[Challenge]: Print each line exactly as it is given.

┏━━

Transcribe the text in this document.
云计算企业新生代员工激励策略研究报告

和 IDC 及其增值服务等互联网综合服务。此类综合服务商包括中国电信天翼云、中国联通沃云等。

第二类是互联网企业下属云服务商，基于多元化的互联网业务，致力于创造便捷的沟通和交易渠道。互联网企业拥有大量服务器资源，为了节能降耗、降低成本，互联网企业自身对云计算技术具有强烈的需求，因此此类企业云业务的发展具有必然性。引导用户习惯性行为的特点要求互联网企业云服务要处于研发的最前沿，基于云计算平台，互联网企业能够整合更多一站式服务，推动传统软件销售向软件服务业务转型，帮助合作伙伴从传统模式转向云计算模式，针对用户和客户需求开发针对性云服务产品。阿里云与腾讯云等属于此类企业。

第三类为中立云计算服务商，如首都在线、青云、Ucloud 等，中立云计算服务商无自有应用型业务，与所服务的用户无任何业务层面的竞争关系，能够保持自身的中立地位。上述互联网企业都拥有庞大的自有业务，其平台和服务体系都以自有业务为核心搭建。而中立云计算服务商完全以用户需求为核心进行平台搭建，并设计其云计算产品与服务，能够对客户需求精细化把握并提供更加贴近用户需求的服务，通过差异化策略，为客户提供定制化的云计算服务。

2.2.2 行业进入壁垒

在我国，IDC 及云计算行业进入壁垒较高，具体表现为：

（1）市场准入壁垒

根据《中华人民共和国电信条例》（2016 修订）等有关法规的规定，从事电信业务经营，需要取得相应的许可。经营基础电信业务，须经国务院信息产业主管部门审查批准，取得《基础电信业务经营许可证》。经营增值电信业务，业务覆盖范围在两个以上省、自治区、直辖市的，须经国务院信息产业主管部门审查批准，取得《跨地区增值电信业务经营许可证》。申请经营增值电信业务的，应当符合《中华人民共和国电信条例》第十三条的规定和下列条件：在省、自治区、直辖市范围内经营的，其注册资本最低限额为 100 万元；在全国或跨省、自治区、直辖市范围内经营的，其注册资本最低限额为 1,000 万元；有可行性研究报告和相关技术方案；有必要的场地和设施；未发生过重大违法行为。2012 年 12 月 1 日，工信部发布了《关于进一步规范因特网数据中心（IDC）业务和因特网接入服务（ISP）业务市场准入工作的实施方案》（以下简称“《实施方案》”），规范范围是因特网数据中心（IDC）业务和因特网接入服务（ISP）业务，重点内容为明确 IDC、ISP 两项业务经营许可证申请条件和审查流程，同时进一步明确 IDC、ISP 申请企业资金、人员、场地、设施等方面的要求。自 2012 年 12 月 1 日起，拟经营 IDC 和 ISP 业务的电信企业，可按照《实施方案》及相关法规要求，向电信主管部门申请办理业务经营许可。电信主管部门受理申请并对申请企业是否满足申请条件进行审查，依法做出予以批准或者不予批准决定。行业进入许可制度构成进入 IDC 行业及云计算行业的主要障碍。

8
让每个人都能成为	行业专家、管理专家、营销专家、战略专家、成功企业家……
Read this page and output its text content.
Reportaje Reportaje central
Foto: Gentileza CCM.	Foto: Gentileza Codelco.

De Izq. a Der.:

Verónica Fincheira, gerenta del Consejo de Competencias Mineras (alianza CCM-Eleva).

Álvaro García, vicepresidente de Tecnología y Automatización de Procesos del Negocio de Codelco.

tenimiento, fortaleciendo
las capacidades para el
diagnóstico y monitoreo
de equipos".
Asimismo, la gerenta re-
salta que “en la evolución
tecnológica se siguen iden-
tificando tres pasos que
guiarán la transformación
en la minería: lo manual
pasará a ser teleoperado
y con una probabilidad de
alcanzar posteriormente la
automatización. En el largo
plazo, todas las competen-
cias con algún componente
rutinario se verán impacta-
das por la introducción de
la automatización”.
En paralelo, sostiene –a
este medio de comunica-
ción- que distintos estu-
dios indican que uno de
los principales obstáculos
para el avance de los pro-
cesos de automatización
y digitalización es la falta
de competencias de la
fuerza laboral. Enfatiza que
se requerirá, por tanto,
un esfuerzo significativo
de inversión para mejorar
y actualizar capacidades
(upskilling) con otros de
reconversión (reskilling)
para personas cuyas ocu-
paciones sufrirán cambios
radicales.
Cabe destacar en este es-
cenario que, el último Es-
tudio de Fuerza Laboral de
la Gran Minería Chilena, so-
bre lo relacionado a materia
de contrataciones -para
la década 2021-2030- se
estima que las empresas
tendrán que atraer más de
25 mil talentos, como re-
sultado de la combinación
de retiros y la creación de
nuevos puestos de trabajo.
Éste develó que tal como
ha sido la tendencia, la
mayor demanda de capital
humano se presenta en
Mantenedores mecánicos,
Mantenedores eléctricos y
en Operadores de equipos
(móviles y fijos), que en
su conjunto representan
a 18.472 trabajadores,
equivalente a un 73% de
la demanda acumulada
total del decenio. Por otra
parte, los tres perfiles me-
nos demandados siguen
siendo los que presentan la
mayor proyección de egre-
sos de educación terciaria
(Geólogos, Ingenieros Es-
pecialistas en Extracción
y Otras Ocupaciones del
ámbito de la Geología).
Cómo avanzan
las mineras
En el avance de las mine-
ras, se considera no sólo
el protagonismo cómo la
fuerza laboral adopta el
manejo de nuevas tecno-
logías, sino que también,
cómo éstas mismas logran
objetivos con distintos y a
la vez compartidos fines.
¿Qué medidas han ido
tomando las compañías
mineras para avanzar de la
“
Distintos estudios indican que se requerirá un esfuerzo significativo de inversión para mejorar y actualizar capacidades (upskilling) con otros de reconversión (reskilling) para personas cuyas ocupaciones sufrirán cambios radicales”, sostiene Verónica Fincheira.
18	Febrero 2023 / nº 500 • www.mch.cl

┗━━

[Written response]:
Transcribe the text in this document.
云计算企业新生代员工激励策略研究报告

和 IDC 及其增值服务等互联网综合服务。此类综合服务商包括中国电信天翼云、中国联通沃云等。

第二类是互联网企业下属云服务商，基于多元化的互联网业务，致力于创造便捷的沟通和交易渠道。互联网企业拥有大量服务器资源，为了节能降耗、降低成本，互联网企业自身对云计算技术具有强烈的需求，因此此类企业云业务的发展具有必然性。引导用户习惯性行为的特点要求互联网企业云服务要处于研发的最前沿，基于云计算平台，互联网企业能够整合更多一站式服务，推动传统软件销售向软件服务业务转型，帮助合作伙伴从传统模式转向云计算模式，针对用户和客户需求开发针对性云服务产品。阿里云与腾讯云等属于此类企业。

第三类为中立云计算服务商，如首都在线、青云、Ucloud 等，中立云计算服务商无自有应用型业务，与所服务的用户无任何业务层面的竞争关系，能够保持自身的中立地位。上述互联网企业都拥有庞大的自有业务，其平台和服务体系都以自有业务为核心搭建。而中立云计算服务商完全以用户需求为核心进行平台搭建，并设计其云计算产品与服务，能够对客户需求精细化把握并提供更加贴近用户需求的服务，通过差异化策略，为客户提供定制化的云计算服务。

2.2.2 行业进入壁垒

在我国，IDC 及云计算行业进入壁垒较高，具体表现为：

（1）市场准入壁垒

根据《中华人民共和国电信条例》（2016 修订）等有关法规的规定，从事电信业务经营，需要取得相应的许可。经营基础电信业务，须经国务院信息产业主管部门审查批准，取得《基础电信业务经营许可证》。经营增值电信业务，业务覆盖范围在两个以上省、自治区、直辖市的，须经国务院信息产业主管部门审查批准，取得《跨地区增值电信业务经营许可证》。申请经营增值电信业务的，应当符合《中华人民共和国电信条例》第十三条的规定和下列条件：在省、自治区、直辖市范围内经营的，其注册资本最低限额为 100 万元；在全国或跨省、自治区、直辖市范围内经营的，其注册资本最低限额为 1,000 万元；有可行性研究报告和相关技术方案；有必要的场地和设施；未发生过重大违法行为。2012 年 12 月 1 日，工信部发布了《关于进一步规范因特网数据中心（IDC）业务和因特网接入服务（ISP）业务市场准入工作的实施方案》（以下简称“《实施方案》”），规范范围是因特网数据中心（IDC）业务和因特网接入服务（ISP）业务，重点内容为明确 IDC、ISP 两项业务经营许可证申请条件和审查流程，同时进一步明确 IDC、ISP 申请企业资金、人员、场地、设施等方面的要求。自 2012 年 12 月 1 日起，拟经营 IDC 和 ISP 业务的电信企业，可按照《实施方案》及相关法规要求，向电信主管部门申请办理业务经营许可。电信主管部门受理申请并对申请企业是否满足申请条件进行审查，依法做出予以批准或者不予批准决定。行业进入许可制度构成进入 IDC 行业及云计算行业的主要障碍。

8
让每个人都能成为	行业专家、管理专家、营销专家、战略专家、成功企业家……
Read this page and output its text content.
Reportaje Reportaje central
Foto: Gentileza CCM.	Foto: Gentileza Codelco.

De Izq. a Der.:

Verónica Fincheira, gerenta del Consejo de Competencias Mineras (alianza CCM-Eleva).

Álvaro García, vicepresidente de Tecnología y Automatización de Procesos del Negocio de Codelco.

tenimiento, fortaleciendo
las capacidades para el
diagnóstico y monitoreo
de equipos".
Asimismo, la gerenta re-
salta que “en la evolución
tecnológica se siguen iden-
tificando tres pasos que
guiarán la transformación
en la minería: lo manual
pasará a ser teleoperado
y con una probabilidad de
alcanzar posteriormente la
automatización. En el largo
plazo, todas las competen-
cias con algún componente
rutinario se verán impacta-
das por la introducción de
la automatización”.
En paralelo, sostiene –a
este medio de comunica-
ción- que distintos estu-
dios indican que uno de
los principales obstáculos
para el avance de los pro-
cesos de automatización
y digitalización es la falta
de competencias de la
fuerza laboral. Enfatiza que
se requerirá, por tanto,
un esfuerzo significativo
de inversión para mejorar
y actualizar capacidades
(upskilling) con otros de
reconversión (reskilling)
para personas cuyas ocu-
paciones sufrirán cambios
radicales.
Cabe destacar en este es-
cenario que, el último Es-
tudio de Fuerza Laboral de
la Gran Minería Chilena, so-
bre lo relacionado a materia
de contrataciones -para
la década 2021-2030- se
estima que las empresas
tendrán que atraer más de
25 mil talentos, como re-
sultado de la combinación
de retiros y la creación de
nuevos puestos de trabajo.
Éste develó que tal como
ha sido la tendencia, la
mayor demanda de capital
humano se presenta en
Mantenedores mecánicos,
Mantenedores eléctricos y
en Operadores de equipos
(móviles y fijos), que en
su conjunto representan
a 18.472 trabajadores,
equivalente a un 73% de
la demanda acumulada
total del decenio. Por otra
parte, los tres perfiles me-
nos demandados siguen
siendo los que presentan la
mayor proyección de egre-
sos de educación terciaria
(Geólogos, Ingenieros Es-
pecialistas en Extracción
y Otras Ocupaciones del
ámbito de la Geología).
Cómo avanzan
las mineras
En el avance de las mine-
ras, se considera no sólo
el protagonismo cómo la
fuerza laboral adopta el
manejo de nuevas tecno-
logías, sino que también,
cómo éstas mismas logran
objetivos con distintos y a
la vez compartidos fines.
¿Qué medidas han ido
tomando las compañías
mineras para avanzar de la
“
Distintos estudios indican que se requerirá un esfuerzo significativo de inversión para mejorar y actualizar capacidades (upskilling) con otros de reconversión (reskilling) para personas cuyas ocupaciones sufrirán cambios radicales”, sostiene Verónica Fincheira.
18	Febrero 2023 / nº 500 • www.mch.cl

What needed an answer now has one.